DATA PROVIDED.
■ ■ ■ ■

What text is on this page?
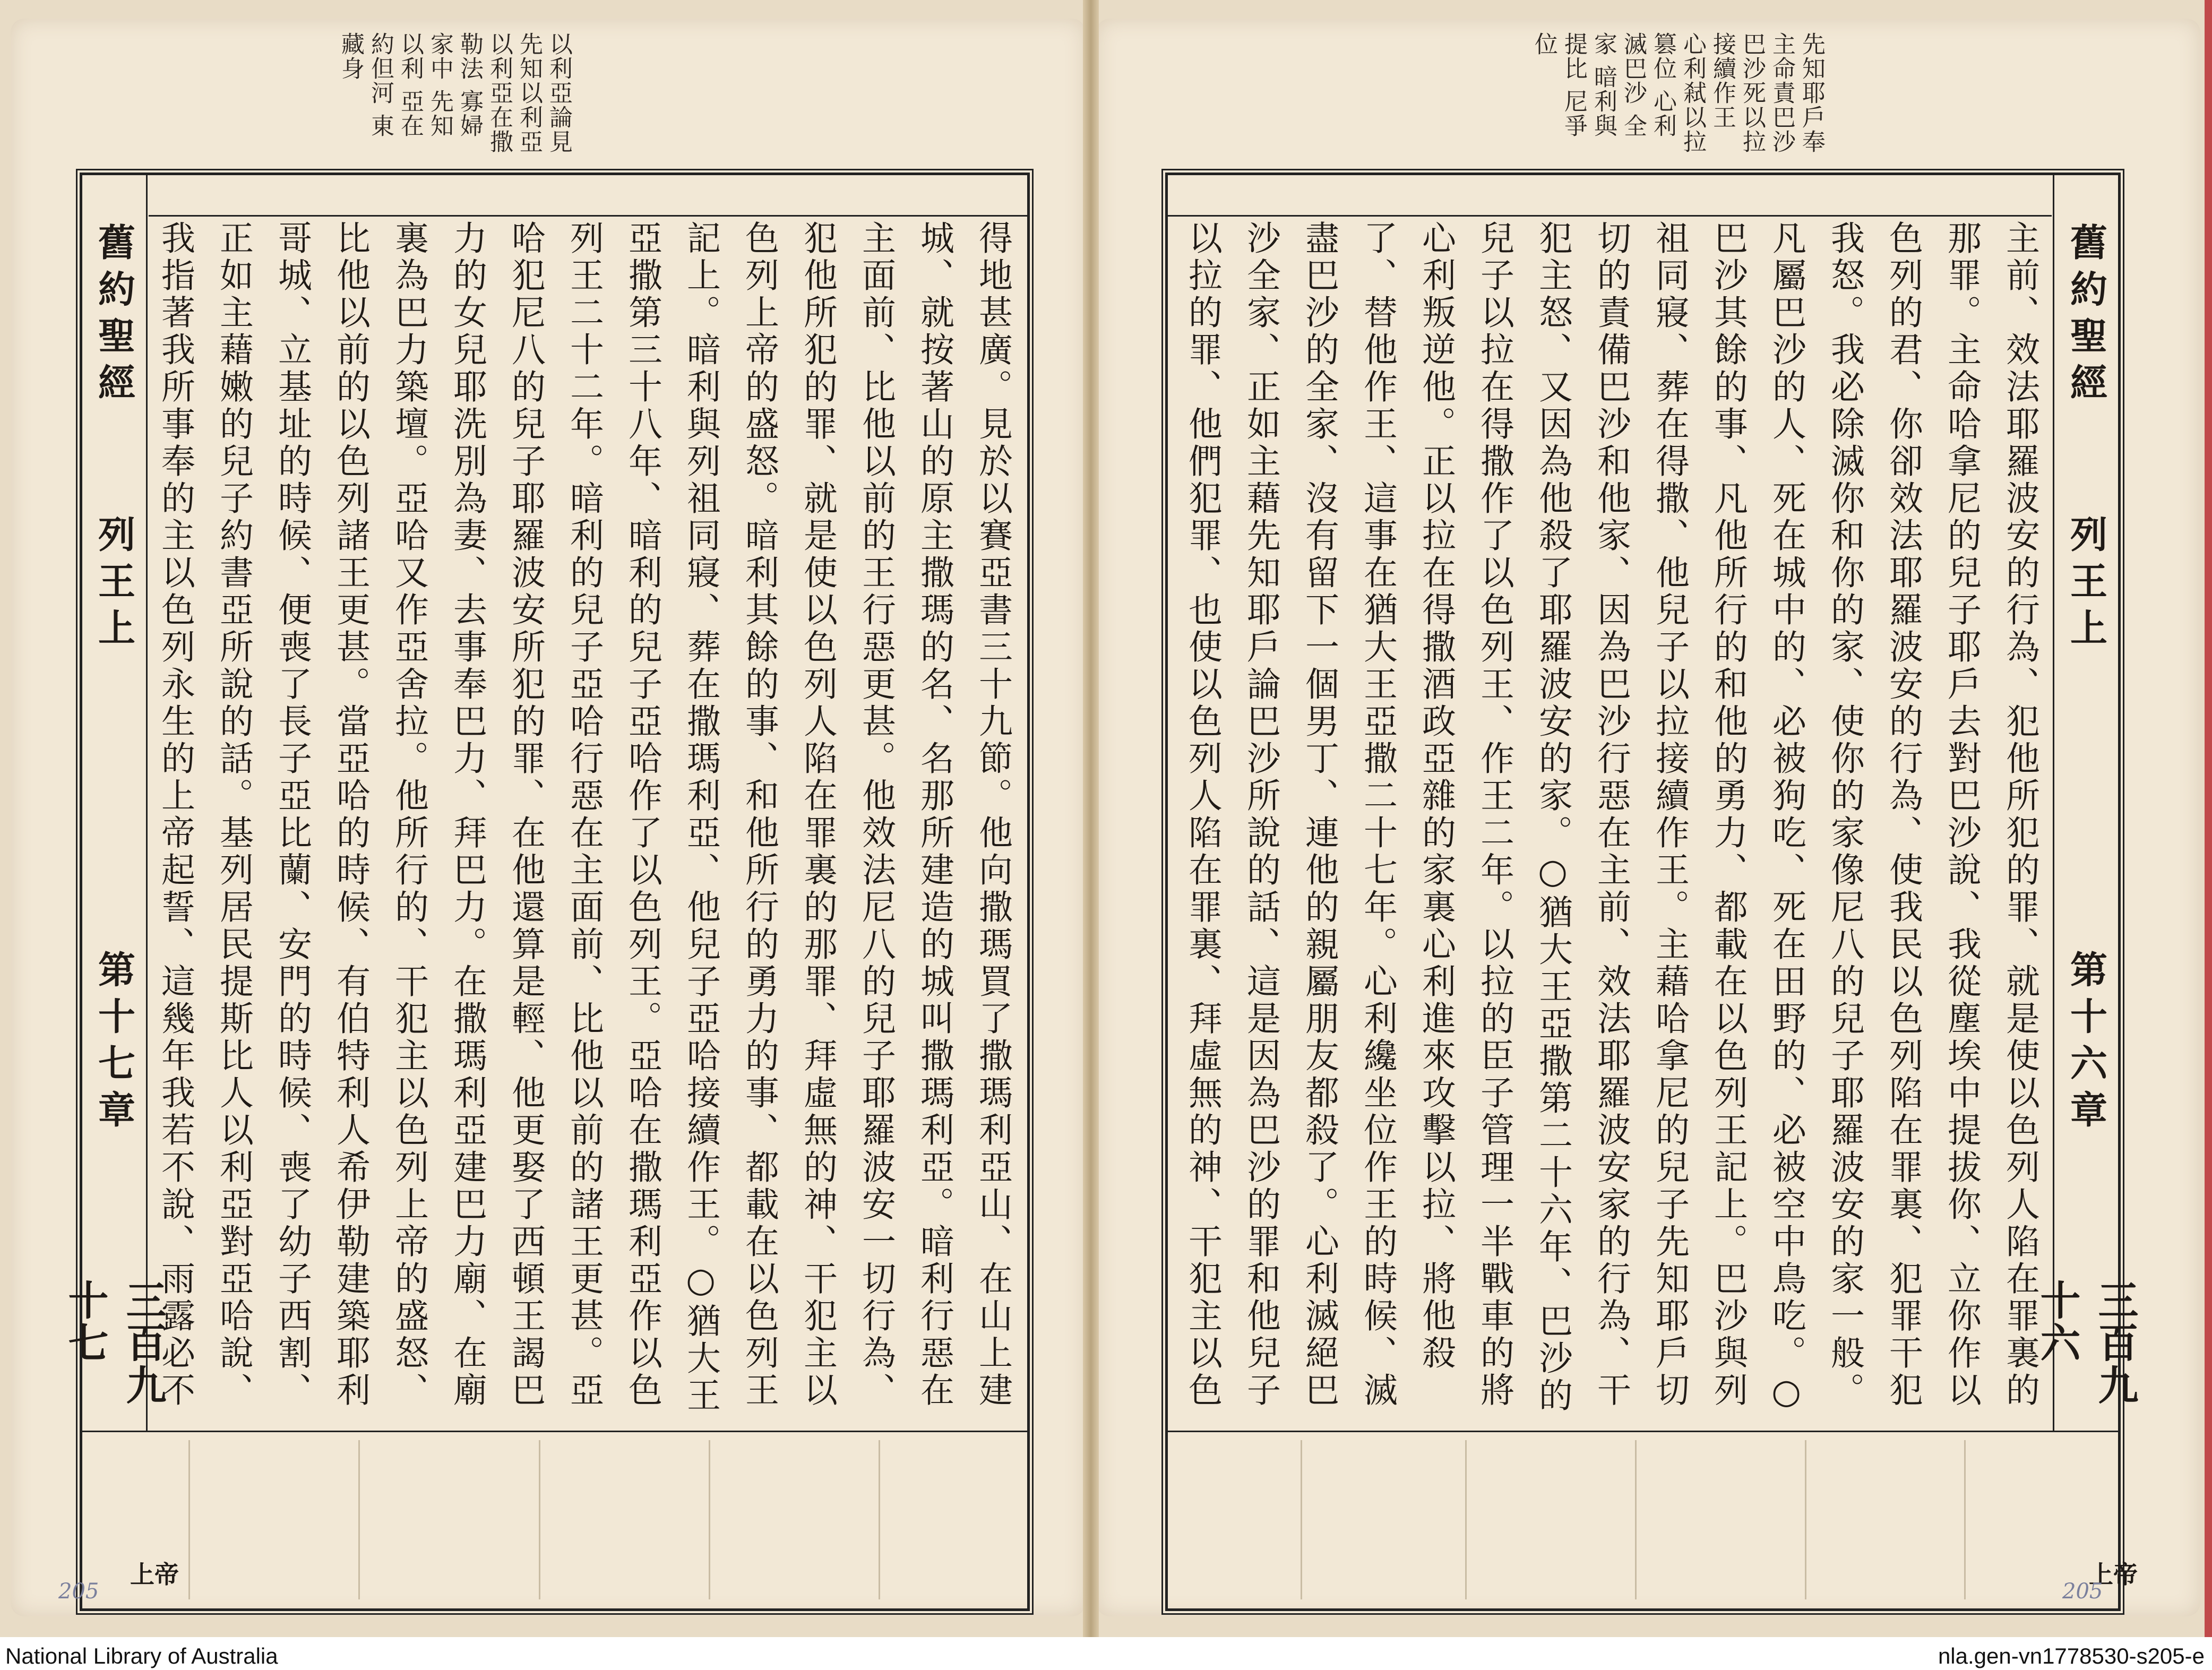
以利亞論見 先知以利亞 以利亞在撒勒法 寡婦家中 先知以利 亞在約但河 東藏身	先知耶戶奉 主命責巴沙 巴沙死以拉 接續作王 心利弒以拉 篡位 心利滅巴沙 全家 暗利與提比 尼爭位
舊約聖經
列王上
第十七章
三百九十七
得地甚廣。見於以賽亞書三十九節。他向撒瑪買了撒瑪利亞山、在山上建城、就按著山的原主撒瑪的名、名那所建造的城叫撒瑪利亞。暗利行惡在主面前、比他以前的王行惡更甚。他效法尼八的兒子耶羅波安一切行為、犯他所犯的罪、就是使以色列人陷在罪裏的那罪、拜虛無的神、干犯主以色列上帝的盛怒。暗利其餘的事、和他所行的勇力的事、都載在以色列王記上。暗利與列祖同寢、葬在撒瑪利亞、他兒子亞哈接續作王。○猶大王亞撒第三十八年、暗利的兒子亞哈作了以色列王。亞哈在撒瑪利亞作以色列王二十二年。暗利的兒子亞哈行惡在主面前、比他以前的諸王更甚。亞哈犯尼八的兒子耶羅波安所犯的罪、在他還算是輕、他更娶了西頓王謁巴力的女兒耶洗別為妻、去事奉巴力、拜巴力。在撒瑪利亞建巴力廟、在廟裏為巴力築壇。亞哈又作亞舍拉。他所行的、干犯主以色列上帝的盛怒、比他以前的以色列諸王更甚。當亞哈的時候、有伯特利人希伊勒建築耶利哥城、立基址的時候、便喪了長子亞比蘭、安門的時候、喪了幼子西割、正如主藉嫩的兒子約書亞所說的話。基列居民提斯比人以利亞對亞哈說、我指著我所事奉的主以色列永生的上帝起誓、這幾年我若不說、雨露必不
舊約聖經
列王上
第十六章
三百九十六
主前、效法耶羅波安的行為、犯他所犯的罪、就是使以色列人陷在罪裏的那罪。主命哈拿尼的兒子耶戶去對巴沙說、我從塵埃中提拔你、立你作以色列的君、你卻效法耶羅波安的行為、使我民以色列陷在罪裏、犯罪干犯我怒。我必除滅你和你的家、使你的家像尼八的兒子耶羅波安的家一般。凡屬巴沙的人、死在城中的、必被狗吃、死在田野的、必被空中鳥吃。○巴沙其餘的事、凡他所行的和他的勇力、都載在以色列王記上。巴沙與列祖同寢、葬在得撒、他兒子以拉接續作王。主藉哈拿尼的兒子先知耶戶切切的責備巴沙和他家、因為巴沙行惡在主前、效法耶羅波安家的行為、干犯主怒、又因為他殺了耶羅波安的家。○猶大王亞撒第二十六年、巴沙的兒子以拉在得撒作了以色列王、作王二年。以拉的臣子管理一半戰車的將心利叛逆他。正以拉在得撒酒政亞雜的家裏心利進來攻擊以拉、將他殺了、替他作王、這事在猶大王亞撒二十七年。心利纔坐位作王的時候、滅盡巴沙的全家、沒有留下一個男丁、連他的親屬朋友都殺了。心利滅絕巴沙全家、正如主藉先知耶戶論巴沙所說的話、這是因為巴沙的罪和他兒子以拉的罪、他們犯罪、也使以色列人陷在罪裏、拜虛無的神、干犯主以色
上帝	上帝
205	205
National Library of Australia	nla.gen-vn1778530-s205-e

■ ■ ■ ■

INSTRUCTIONS TO FOLLOW. Print all of the entries word for word. Skip any images they contain.

ANSWER TO THE EXERCISE.
What text is on this page?
以利亞論見 先知以利亞 以利亞在撒勒法 寡婦家中 先知以利 亞在約但河 東藏身	先知耶戶奉 主命責巴沙 巴沙死以拉 接續作王 心利弒以拉 篡位 心利滅巴沙 全家 暗利與提比 尼爭位
舊約聖經
列王上
第十七章
三百九十七
得地甚廣。見於以賽亞書三十九節。他向撒瑪買了撒瑪利亞山、在山上建城、就按著山的原主撒瑪的名、名那所建造的城叫撒瑪利亞。暗利行惡在主面前、比他以前的王行惡更甚。他效法尼八的兒子耶羅波安一切行為、犯他所犯的罪、就是使以色列人陷在罪裏的那罪、拜虛無的神、干犯主以色列上帝的盛怒。暗利其餘的事、和他所行的勇力的事、都載在以色列王記上。暗利與列祖同寢、葬在撒瑪利亞、他兒子亞哈接續作王。○猶大王亞撒第三十八年、暗利的兒子亞哈作了以色列王。亞哈在撒瑪利亞作以色列王二十二年。暗利的兒子亞哈行惡在主面前、比他以前的諸王更甚。亞哈犯尼八的兒子耶羅波安所犯的罪、在他還算是輕、他更娶了西頓王謁巴力的女兒耶洗別為妻、去事奉巴力、拜巴力。在撒瑪利亞建巴力廟、在廟裏為巴力築壇。亞哈又作亞舍拉。他所行的、干犯主以色列上帝的盛怒、比他以前的以色列諸王更甚。當亞哈的時候、有伯特利人希伊勒建築耶利哥城、立基址的時候、便喪了長子亞比蘭、安門的時候、喪了幼子西割、正如主藉嫩的兒子約書亞所說的話。基列居民提斯比人以利亞對亞哈說、我指著我所事奉的主以色列永生的上帝起誓、這幾年我若不說、雨露必不
舊約聖經
列王上
第十六章
三百九十六
主前、效法耶羅波安的行為、犯他所犯的罪、就是使以色列人陷在罪裏的那罪。主命哈拿尼的兒子耶戶去對巴沙說、我從塵埃中提拔你、立你作以色列的君、你卻效法耶羅波安的行為、使我民以色列陷在罪裏、犯罪干犯我怒。我必除滅你和你的家、使你的家像尼八的兒子耶羅波安的家一般。凡屬巴沙的人、死在城中的、必被狗吃、死在田野的、必被空中鳥吃。○巴沙其餘的事、凡他所行的和他的勇力、都載在以色列王記上。巴沙與列祖同寢、葬在得撒、他兒子以拉接續作王。主藉哈拿尼的兒子先知耶戶切切的責備巴沙和他家、因為巴沙行惡在主前、效法耶羅波安家的行為、干犯主怒、又因為他殺了耶羅波安的家。○猶大王亞撒第二十六年、巴沙的兒子以拉在得撒作了以色列王、作王二年。以拉的臣子管理一半戰車的將心利叛逆他。正以拉在得撒酒政亞雜的家裏心利進來攻擊以拉、將他殺了、替他作王、這事在猶大王亞撒二十七年。心利纔坐位作王的時候、滅盡巴沙的全家、沒有留下一個男丁、連他的親屬朋友都殺了。心利滅絕巴沙全家、正如主藉先知耶戶論巴沙所說的話、這是因為巴沙的罪和他兒子以拉的罪、他們犯罪、也使以色列人陷在罪裏、拜虛無的神、干犯主以色
上帝	上帝
205	205
National Library of Australia	nla.gen-vn1778530-s205-e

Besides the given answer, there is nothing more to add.